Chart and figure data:
-- start --

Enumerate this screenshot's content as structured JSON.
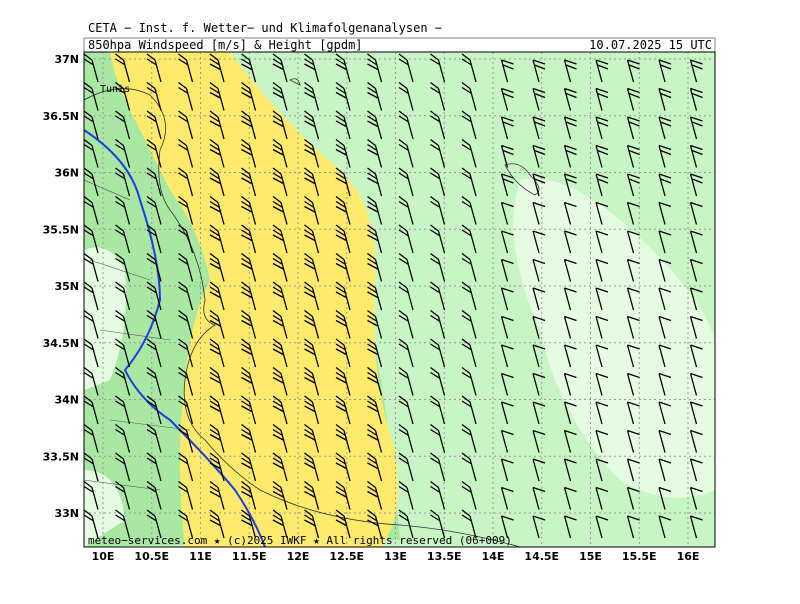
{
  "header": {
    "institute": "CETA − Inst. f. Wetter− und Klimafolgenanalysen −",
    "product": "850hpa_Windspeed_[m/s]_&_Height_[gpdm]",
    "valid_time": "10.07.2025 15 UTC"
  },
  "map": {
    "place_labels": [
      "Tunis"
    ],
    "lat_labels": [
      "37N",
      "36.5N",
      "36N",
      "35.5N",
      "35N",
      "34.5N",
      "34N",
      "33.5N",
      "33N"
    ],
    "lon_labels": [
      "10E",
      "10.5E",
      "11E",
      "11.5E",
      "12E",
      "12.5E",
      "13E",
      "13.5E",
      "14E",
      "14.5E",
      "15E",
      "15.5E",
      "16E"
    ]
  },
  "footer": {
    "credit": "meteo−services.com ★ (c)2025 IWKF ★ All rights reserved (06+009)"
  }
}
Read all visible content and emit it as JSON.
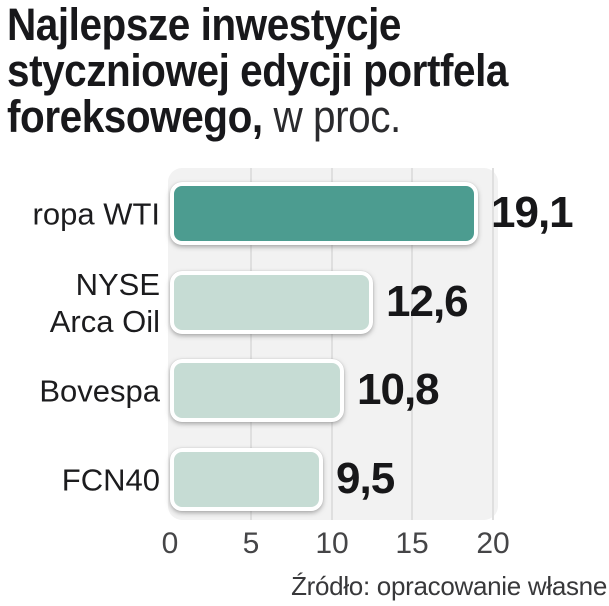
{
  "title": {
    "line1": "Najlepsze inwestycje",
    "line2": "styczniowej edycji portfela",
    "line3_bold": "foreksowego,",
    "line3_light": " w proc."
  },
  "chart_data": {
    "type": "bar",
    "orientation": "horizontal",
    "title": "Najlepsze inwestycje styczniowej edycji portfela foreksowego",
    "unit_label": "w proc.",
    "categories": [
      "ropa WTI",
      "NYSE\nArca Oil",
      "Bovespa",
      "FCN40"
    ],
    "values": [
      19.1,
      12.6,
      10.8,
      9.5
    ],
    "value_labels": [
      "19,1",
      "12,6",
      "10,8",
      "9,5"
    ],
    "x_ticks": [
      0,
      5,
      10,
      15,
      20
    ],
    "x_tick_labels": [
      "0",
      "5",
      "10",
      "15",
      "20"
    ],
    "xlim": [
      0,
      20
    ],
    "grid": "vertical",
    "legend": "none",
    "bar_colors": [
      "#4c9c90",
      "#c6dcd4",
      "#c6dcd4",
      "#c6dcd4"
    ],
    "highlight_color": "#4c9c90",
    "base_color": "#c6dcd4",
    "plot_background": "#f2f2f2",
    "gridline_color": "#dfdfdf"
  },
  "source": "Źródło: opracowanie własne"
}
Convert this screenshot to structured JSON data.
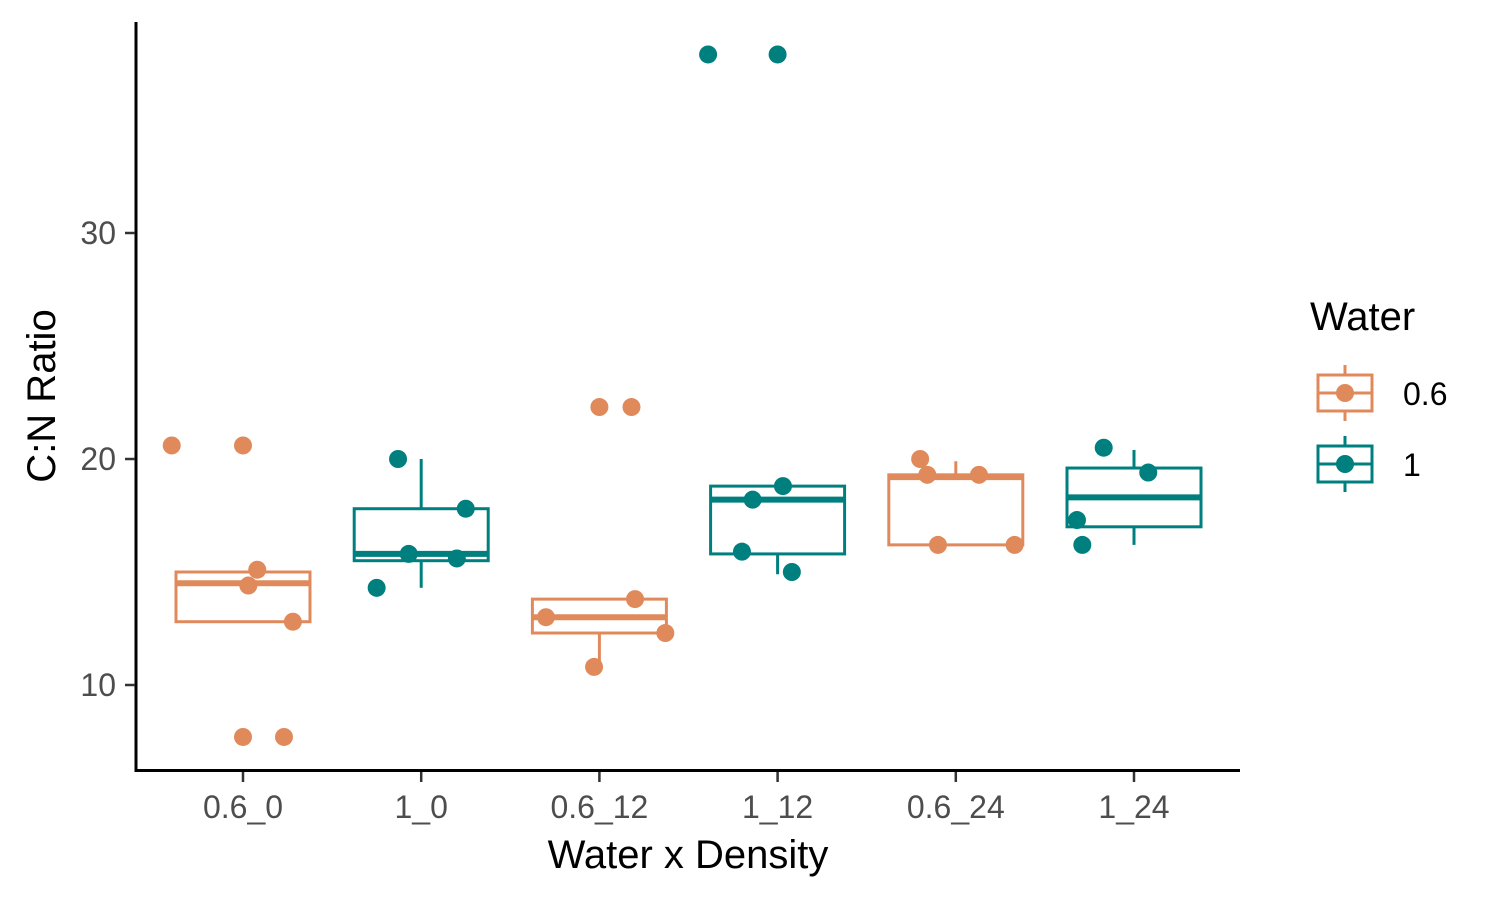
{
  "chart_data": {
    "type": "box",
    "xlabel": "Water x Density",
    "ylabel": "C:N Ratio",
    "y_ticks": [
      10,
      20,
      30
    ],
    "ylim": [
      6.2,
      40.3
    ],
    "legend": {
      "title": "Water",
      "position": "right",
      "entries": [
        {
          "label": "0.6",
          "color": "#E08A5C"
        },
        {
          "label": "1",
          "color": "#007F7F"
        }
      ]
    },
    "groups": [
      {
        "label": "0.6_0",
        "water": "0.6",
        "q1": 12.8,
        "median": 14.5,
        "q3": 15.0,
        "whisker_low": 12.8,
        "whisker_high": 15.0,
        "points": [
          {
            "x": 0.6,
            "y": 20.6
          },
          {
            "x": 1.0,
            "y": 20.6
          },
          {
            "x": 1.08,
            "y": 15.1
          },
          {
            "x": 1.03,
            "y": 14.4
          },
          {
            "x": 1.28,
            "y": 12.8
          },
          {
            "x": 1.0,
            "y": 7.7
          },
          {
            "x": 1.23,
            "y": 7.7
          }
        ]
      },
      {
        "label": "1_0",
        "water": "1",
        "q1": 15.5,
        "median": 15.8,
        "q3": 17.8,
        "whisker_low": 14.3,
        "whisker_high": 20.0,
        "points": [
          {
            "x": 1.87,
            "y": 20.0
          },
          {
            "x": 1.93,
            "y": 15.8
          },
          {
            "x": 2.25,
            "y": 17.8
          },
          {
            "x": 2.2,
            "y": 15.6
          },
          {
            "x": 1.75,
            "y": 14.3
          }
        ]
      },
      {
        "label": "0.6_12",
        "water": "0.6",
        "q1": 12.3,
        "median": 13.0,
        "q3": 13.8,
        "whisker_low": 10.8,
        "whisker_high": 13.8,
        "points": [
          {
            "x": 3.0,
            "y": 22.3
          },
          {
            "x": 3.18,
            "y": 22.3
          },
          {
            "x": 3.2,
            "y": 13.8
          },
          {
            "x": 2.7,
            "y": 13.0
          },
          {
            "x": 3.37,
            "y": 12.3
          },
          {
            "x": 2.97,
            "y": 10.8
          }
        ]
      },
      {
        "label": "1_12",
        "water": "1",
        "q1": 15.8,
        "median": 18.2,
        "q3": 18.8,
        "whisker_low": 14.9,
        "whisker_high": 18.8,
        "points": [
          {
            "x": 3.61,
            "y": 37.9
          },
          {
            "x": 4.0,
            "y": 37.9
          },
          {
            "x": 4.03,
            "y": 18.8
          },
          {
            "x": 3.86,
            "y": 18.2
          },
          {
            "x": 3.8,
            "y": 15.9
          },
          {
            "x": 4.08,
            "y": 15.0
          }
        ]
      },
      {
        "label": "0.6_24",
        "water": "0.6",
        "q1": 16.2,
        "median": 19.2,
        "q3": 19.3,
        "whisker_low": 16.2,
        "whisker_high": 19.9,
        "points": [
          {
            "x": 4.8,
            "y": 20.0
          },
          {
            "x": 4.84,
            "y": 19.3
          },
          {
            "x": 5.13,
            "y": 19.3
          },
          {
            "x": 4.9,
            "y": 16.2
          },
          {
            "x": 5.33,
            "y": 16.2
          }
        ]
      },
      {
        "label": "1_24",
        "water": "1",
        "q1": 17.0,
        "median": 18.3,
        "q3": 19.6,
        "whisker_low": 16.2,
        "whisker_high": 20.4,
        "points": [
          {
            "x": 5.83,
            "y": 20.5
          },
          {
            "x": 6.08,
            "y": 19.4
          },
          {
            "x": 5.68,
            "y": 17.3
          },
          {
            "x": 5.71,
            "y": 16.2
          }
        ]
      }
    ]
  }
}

-- end --
-- start --

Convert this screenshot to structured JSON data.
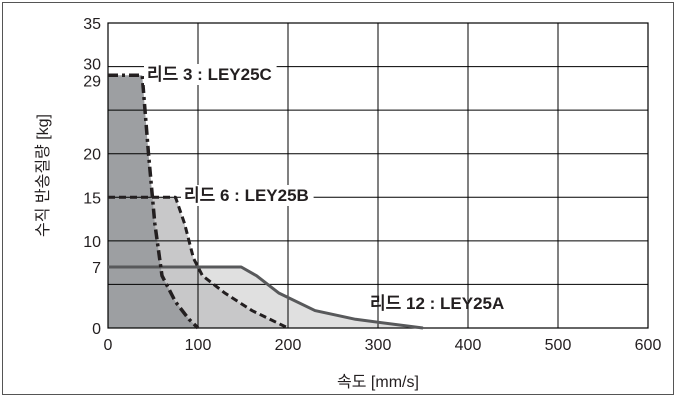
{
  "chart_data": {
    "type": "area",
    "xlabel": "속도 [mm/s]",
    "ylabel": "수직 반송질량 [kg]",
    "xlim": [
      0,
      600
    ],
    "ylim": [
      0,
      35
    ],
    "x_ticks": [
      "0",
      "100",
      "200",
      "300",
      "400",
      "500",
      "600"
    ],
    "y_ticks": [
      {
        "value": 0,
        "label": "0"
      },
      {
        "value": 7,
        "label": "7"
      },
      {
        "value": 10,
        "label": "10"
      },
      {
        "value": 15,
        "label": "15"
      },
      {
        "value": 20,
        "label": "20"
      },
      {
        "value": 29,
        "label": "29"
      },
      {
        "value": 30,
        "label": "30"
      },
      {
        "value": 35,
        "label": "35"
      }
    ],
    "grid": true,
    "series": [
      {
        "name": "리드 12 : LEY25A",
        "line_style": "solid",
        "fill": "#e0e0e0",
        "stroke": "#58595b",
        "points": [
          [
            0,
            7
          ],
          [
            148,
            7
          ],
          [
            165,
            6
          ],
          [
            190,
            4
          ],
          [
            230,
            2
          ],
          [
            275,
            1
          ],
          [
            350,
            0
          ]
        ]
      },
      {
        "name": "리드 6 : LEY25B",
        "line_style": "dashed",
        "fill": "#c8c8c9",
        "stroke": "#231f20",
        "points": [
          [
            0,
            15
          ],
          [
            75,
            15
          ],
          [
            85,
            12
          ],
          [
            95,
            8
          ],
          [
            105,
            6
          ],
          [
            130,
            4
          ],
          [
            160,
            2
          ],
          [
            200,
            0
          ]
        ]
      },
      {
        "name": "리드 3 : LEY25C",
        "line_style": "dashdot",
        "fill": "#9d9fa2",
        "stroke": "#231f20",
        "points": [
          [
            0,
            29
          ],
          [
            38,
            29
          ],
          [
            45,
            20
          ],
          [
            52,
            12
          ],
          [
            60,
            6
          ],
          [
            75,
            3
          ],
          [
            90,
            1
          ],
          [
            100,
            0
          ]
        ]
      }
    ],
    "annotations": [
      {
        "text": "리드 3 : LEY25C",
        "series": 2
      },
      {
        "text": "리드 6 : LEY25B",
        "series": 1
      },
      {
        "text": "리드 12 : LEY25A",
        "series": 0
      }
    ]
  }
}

-- end --
-- start --

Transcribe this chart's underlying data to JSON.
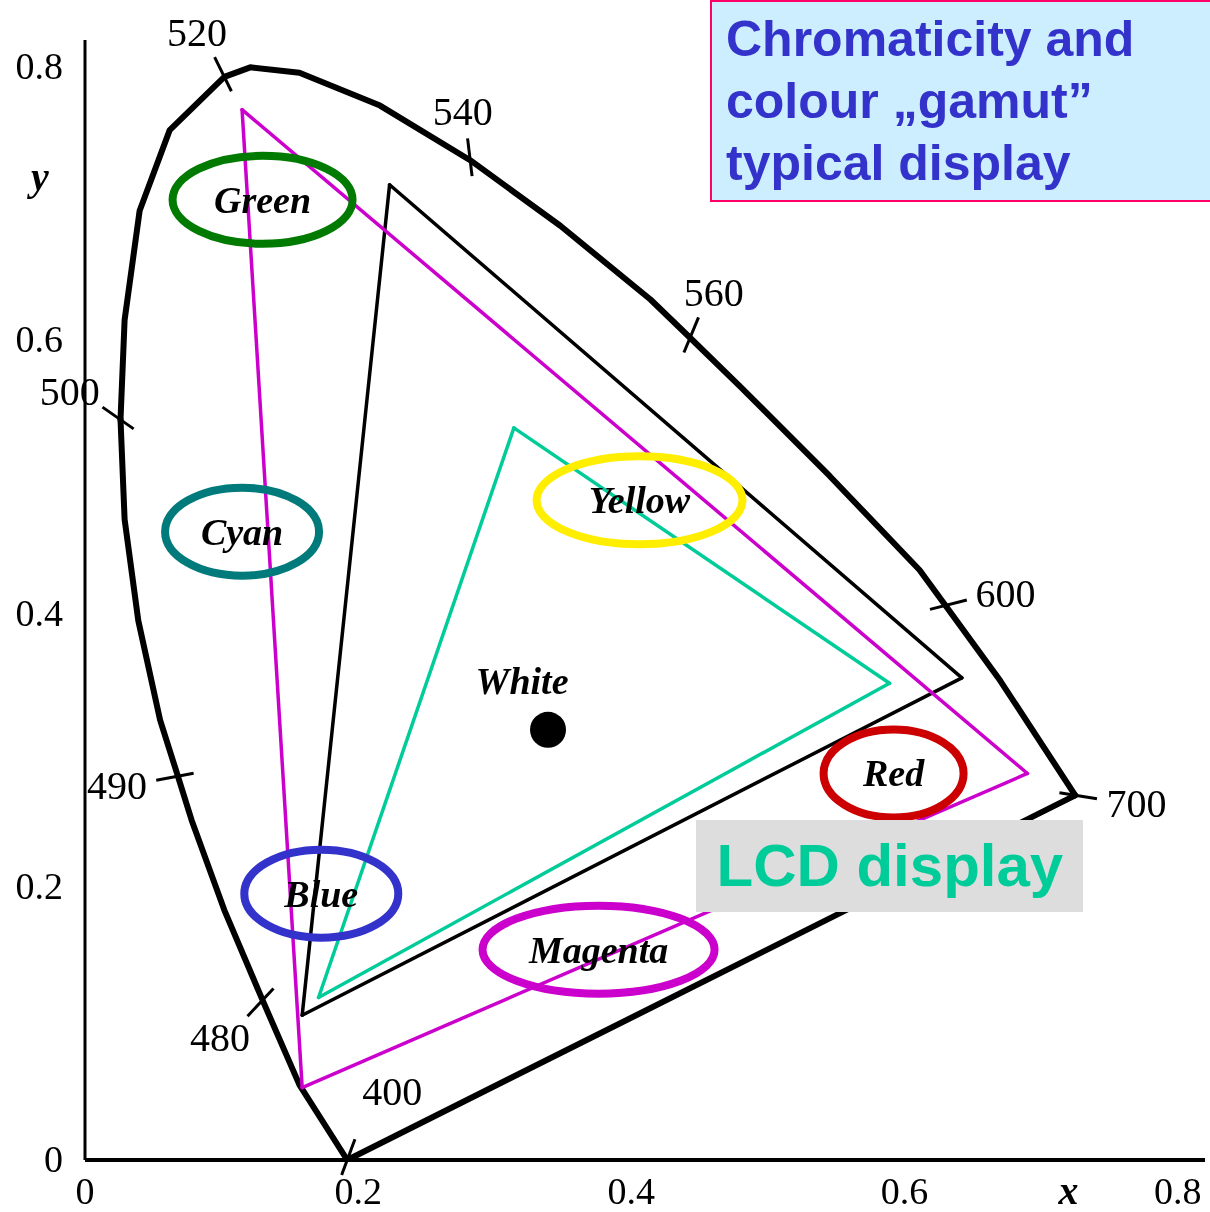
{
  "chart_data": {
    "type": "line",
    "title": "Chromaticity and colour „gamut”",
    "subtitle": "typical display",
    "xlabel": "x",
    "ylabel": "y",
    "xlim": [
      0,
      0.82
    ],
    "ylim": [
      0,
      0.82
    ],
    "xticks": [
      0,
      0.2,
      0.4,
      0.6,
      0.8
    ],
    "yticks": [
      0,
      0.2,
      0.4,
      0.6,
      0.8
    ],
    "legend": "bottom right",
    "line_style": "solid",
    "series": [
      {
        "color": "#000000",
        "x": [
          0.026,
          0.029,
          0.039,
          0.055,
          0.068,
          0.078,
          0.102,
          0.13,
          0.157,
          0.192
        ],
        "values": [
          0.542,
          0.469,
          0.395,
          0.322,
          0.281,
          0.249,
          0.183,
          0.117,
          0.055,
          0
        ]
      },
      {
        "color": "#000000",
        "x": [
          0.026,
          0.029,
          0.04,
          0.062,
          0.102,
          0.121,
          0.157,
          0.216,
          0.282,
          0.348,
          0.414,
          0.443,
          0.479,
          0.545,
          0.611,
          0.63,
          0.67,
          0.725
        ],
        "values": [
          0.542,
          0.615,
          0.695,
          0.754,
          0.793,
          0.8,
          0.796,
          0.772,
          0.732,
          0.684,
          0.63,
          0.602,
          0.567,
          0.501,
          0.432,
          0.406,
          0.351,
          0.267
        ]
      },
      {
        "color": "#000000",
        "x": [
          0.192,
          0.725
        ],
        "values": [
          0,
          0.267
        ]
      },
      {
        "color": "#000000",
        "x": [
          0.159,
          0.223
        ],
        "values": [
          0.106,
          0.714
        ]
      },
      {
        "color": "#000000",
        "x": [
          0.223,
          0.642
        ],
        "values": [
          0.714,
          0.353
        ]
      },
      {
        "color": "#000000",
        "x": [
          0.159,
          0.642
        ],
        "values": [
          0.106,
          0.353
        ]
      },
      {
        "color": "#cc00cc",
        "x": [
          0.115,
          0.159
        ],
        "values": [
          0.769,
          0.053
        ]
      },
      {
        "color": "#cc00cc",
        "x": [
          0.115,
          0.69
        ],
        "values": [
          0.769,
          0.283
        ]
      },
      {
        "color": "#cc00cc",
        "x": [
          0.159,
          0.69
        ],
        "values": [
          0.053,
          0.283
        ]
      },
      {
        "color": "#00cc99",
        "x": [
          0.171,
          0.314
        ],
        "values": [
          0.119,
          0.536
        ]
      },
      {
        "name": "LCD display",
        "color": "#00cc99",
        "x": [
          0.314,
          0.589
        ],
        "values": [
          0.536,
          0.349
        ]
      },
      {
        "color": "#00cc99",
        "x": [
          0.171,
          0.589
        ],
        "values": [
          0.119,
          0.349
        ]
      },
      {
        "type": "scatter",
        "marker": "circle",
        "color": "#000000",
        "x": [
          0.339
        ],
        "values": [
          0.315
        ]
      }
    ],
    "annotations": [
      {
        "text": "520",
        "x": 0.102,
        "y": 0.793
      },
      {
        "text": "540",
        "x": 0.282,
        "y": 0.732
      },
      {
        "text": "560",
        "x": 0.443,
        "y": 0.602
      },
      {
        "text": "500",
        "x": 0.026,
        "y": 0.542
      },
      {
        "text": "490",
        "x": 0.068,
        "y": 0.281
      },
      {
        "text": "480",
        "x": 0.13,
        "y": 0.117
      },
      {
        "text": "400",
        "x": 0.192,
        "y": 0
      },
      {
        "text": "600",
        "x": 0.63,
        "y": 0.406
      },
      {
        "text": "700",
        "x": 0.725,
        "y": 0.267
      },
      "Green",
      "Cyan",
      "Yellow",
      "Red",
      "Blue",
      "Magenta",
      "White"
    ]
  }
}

-- end --

= Work to do =
Copy out every line of the material above that mentions the word "name".

= Result of this task =
        "name": "리드 12 : LEY25A",
        "name": "리드 6 : LEY25B",
        "name": "리드 3 : LEY25C",
        "name": "LCD display",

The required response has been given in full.